- Task details
Print all records exactly, leaving nothing out.

- Exercise input
┄┄┄┄┄┄

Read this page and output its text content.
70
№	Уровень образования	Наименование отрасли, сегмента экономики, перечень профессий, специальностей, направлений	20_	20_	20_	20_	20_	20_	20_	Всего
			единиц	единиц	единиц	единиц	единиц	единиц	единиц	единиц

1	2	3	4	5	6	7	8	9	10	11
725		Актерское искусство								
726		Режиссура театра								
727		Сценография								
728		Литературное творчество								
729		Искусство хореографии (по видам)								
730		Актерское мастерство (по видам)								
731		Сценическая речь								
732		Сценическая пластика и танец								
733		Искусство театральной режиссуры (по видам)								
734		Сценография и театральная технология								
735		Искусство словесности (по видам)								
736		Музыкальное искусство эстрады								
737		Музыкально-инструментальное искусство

┄┄┄┄┄┄

- Exercise result
Read this page and output its text content.
70
№	Уровень образования	Наименование отрасли, сегмента экономики, перечень профессий, специальностей, направлений	20_	20_	20_	20_	20_	20_	20_	Всего
			единиц	единиц	единиц	единиц	единиц	единиц	единиц	единиц

1	2	3	4	5	6	7	8	9	10	11
725		Актерское искусство								
726		Режиссура театра								
727		Сценография								
728		Литературное творчество								
729		Искусство хореографии (по видам)								
730		Актерское мастерство (по видам)								
731		Сценическая речь								
732		Сценическая пластика и танец								
733		Искусство театральной режиссуры (по видам)								
734		Сценография и театральная технология								
735		Искусство словесности (по видам)								
736		Музыкальное искусство эстрады								
737		Музыкально-инструментальное искусство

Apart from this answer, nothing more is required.